• [Passage for review]:
════════════════════

Adaptive Depth: The system automatically determines which directions require deeper investigation. If one branch yields many relevant sources, the system can go deeper. If a direction proves uninformative, the search terminates early.

Contextual Connectivity: Each new search query is formed considering already found information. This allows for more precise and specific questions than isolated searches.

Quality Assessment: At each tree level, the system can evaluate the relevance and quality of found sources, filtering noise and concentrating on the most valuable information.

4.4. Managing Tree Parameters

Search Depth determines how many recursion levels the system can perform. Depth 1 means only main sub-queries without further drilling down. Depth 3-4 allows for truly detailed investigation.

Search Width controls the number of sub-queries at each level. Too much width can lead to superficial investigation of many directions. Optimal width is usually 3-5 main directions per level.

Branching Factor is the average number of child nodes for each tree node. In the context of information search, this corresponds to the number of new sub-queries generated based on each found source.

════════════════════

• [Stored data]:
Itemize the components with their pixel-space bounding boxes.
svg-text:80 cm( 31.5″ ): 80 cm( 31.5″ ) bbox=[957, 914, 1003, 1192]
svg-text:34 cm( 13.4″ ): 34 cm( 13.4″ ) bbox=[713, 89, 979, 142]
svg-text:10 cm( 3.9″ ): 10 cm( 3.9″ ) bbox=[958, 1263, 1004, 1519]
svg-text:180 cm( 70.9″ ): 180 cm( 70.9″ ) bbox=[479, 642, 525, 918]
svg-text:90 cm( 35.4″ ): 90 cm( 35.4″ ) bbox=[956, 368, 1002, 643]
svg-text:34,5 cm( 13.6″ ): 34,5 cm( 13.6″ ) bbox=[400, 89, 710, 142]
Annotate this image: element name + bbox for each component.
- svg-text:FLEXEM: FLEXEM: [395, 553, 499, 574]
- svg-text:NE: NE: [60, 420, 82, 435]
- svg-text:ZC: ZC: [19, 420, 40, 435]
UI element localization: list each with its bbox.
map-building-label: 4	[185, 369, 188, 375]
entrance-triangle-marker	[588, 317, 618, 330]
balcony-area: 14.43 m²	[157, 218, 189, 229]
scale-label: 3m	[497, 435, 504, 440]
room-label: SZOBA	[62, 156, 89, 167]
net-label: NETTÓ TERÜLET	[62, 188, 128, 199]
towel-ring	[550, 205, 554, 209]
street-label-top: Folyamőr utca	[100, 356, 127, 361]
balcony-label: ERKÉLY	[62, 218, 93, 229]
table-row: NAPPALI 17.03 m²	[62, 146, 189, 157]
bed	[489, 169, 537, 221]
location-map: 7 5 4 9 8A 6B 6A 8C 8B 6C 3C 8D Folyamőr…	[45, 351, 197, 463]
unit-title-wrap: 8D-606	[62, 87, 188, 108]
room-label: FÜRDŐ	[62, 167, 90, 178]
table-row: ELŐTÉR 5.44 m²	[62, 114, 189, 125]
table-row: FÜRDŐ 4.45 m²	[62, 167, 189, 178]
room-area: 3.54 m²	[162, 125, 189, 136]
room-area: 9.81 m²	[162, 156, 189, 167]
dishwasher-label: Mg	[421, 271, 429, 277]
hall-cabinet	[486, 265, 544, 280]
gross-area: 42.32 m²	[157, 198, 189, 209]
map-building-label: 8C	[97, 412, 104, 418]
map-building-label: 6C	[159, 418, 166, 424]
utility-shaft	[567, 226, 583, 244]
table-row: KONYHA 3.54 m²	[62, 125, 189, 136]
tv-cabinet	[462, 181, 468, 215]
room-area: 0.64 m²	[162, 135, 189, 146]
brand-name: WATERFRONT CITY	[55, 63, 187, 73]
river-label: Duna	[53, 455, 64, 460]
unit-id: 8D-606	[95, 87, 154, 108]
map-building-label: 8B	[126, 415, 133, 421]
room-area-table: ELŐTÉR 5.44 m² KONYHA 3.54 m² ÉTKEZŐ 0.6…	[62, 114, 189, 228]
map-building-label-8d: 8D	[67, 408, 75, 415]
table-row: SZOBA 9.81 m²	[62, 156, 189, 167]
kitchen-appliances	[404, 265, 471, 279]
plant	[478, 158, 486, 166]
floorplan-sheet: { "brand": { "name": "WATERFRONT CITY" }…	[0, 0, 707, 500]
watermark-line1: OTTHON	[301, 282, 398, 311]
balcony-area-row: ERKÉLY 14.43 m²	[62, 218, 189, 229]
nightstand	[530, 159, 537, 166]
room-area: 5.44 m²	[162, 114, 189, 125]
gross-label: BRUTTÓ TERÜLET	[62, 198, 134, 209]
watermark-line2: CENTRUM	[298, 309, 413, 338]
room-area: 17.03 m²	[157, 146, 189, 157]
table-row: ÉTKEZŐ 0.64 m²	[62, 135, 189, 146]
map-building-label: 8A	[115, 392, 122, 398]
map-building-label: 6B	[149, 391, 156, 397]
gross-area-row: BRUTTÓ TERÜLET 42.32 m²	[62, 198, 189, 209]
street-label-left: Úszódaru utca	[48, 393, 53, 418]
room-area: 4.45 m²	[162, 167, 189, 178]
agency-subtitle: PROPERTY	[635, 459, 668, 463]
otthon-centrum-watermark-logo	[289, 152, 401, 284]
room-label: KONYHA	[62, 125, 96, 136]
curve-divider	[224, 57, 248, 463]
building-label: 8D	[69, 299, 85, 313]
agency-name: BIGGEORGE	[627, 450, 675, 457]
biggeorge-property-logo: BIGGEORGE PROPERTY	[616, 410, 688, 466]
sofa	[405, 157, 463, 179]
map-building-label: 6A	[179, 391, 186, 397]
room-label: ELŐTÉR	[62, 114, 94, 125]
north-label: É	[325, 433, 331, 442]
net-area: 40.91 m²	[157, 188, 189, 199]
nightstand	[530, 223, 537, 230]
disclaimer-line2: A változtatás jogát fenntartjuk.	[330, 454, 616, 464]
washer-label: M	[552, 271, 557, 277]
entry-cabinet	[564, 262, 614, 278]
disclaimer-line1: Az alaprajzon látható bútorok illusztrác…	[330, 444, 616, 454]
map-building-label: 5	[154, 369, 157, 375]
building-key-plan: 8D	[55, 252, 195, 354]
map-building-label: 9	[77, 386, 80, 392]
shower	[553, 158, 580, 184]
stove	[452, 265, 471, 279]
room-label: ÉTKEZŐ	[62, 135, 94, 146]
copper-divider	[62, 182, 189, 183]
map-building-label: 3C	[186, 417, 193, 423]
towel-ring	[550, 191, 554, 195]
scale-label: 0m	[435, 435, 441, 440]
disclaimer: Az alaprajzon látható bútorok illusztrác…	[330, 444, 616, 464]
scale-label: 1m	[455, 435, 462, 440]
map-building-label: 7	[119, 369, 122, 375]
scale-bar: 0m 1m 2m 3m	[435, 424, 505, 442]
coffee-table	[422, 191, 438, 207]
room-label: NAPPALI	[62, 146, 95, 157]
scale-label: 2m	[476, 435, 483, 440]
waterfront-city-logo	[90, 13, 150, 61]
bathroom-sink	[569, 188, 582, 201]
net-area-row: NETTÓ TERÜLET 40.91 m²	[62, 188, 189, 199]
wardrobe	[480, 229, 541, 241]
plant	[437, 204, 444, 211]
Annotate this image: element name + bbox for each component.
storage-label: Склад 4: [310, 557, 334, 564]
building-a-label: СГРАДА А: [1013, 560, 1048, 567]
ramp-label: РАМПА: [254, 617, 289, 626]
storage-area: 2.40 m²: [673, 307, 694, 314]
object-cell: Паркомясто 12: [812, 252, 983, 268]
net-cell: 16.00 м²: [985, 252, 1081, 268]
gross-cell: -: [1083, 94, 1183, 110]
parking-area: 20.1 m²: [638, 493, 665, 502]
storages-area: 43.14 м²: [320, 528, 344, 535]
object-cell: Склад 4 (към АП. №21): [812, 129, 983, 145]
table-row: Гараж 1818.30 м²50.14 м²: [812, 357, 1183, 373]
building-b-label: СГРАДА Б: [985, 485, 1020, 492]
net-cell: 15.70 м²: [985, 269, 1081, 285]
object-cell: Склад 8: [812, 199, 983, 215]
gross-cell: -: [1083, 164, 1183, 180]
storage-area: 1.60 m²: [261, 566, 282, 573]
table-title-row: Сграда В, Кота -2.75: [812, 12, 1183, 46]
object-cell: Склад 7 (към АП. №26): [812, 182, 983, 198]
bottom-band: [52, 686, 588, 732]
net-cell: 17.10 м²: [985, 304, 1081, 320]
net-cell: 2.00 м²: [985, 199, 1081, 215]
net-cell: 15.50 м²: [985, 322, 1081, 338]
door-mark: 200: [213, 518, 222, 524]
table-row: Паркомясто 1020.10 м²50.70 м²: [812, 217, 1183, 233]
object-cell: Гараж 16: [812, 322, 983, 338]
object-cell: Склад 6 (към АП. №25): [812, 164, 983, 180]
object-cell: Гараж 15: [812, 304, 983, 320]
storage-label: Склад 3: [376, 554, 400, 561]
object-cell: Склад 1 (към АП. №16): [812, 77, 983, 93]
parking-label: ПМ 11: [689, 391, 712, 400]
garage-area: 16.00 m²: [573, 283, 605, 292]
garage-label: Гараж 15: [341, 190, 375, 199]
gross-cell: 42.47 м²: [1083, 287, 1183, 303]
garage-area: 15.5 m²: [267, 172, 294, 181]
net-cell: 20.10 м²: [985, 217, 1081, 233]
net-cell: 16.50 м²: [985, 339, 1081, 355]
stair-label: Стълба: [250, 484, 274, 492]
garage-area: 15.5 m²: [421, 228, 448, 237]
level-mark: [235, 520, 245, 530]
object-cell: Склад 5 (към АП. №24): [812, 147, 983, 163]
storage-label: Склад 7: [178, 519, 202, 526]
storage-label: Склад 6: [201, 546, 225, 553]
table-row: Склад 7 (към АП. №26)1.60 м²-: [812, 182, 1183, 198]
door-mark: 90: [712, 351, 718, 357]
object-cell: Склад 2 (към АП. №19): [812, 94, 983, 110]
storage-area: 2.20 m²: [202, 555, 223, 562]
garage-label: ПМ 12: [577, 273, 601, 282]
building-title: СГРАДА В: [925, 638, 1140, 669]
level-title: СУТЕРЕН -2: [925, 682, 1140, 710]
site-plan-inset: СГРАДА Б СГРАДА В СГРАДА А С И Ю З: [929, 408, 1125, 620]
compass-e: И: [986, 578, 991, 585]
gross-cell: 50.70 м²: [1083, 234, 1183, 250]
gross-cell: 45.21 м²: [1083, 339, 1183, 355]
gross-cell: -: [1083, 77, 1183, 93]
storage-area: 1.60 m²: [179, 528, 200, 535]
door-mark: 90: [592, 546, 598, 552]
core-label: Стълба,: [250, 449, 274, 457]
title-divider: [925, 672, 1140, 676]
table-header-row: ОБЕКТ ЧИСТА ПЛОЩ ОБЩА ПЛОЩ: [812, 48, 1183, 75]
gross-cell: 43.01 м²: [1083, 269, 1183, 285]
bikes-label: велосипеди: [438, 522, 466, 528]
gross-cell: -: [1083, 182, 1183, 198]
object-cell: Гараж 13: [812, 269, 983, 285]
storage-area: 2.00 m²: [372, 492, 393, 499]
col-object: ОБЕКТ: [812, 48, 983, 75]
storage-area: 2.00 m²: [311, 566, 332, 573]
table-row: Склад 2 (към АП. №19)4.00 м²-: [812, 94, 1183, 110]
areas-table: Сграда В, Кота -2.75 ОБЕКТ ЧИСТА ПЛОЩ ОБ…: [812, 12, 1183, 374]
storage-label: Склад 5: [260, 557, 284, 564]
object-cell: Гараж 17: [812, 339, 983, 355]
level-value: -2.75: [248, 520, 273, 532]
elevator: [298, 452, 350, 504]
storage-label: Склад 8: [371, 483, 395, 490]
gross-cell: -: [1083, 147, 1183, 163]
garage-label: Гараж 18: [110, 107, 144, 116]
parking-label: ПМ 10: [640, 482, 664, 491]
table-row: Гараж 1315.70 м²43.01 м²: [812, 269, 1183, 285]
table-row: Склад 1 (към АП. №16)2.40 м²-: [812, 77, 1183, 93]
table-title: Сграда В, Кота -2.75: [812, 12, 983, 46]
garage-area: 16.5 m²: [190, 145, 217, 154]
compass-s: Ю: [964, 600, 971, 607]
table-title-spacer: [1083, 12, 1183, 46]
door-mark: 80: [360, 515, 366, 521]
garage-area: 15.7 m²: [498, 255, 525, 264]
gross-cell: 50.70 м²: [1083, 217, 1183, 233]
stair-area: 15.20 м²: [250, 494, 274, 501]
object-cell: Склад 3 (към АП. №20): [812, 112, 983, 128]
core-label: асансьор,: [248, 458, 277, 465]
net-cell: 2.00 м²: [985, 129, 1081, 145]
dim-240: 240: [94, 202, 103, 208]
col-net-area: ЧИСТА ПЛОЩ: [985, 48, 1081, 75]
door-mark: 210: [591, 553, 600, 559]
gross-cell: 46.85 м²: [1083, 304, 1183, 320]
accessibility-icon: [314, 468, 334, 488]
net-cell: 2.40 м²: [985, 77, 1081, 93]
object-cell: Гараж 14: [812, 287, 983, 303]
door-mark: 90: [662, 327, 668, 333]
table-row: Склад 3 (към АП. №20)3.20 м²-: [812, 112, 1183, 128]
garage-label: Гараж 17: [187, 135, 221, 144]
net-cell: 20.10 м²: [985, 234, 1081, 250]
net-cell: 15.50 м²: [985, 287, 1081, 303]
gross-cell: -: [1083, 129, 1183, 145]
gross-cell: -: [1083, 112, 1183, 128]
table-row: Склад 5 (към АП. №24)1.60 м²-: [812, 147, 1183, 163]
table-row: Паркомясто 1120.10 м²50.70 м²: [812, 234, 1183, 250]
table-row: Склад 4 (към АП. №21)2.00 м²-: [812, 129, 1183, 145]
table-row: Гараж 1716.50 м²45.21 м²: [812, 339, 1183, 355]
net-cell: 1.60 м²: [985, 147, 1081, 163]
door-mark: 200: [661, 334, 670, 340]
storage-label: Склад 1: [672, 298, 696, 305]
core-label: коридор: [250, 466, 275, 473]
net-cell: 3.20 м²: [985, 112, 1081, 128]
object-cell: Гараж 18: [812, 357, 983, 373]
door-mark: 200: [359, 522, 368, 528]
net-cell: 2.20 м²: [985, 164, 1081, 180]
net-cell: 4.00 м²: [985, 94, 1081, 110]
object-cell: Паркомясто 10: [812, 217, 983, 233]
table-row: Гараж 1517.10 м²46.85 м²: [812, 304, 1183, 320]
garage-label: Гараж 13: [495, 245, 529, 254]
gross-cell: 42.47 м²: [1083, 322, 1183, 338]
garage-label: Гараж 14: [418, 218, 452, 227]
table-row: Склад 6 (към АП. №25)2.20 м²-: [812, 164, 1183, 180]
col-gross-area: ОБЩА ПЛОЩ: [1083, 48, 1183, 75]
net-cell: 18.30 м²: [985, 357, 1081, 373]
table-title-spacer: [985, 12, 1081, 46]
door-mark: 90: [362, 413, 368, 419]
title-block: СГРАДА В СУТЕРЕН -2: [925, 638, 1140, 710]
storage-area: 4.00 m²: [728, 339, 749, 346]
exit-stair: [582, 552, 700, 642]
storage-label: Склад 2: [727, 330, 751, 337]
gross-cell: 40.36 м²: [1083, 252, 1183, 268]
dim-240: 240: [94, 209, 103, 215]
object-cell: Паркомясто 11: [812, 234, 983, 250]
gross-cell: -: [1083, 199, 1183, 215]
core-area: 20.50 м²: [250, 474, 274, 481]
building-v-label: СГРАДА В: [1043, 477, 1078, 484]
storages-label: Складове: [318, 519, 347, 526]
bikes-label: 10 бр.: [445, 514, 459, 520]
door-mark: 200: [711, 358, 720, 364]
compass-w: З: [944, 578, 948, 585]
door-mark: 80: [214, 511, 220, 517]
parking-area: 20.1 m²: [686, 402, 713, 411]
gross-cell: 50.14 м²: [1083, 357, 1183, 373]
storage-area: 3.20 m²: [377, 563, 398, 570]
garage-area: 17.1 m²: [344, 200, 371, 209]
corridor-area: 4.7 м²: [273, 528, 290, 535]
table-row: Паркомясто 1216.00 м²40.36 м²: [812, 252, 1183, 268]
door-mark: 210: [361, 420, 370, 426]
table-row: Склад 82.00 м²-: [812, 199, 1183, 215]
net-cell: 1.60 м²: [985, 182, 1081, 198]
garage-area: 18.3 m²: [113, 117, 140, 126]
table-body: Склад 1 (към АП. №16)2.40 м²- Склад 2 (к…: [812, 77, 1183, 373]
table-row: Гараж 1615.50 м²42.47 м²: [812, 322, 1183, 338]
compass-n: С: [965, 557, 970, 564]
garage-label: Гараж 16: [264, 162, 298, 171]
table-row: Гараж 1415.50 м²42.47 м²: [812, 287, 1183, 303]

════════════════════

• [Tasks]:
(A) From the search tree passage, extract the text starting with "4.4. Managing Tree" and going on through "directions per level.".
(B) According to the search tree passage, what search width is usually optimal?

• [Answers provided]:
(A)
4.4. Managing Tree Parameters

Search Depth determines how many recursion levels the system can perform. Depth 1 means only main sub-queries without further drilling down. Depth 3-4 allows for truly detailed investigation.

Search Width controls the number of sub-queries at each level. Too much width can lead to superficial investigation of many directions. Optimal width is usually 3-5 main directions per level.

(B) Usually 3-5 main directions per level.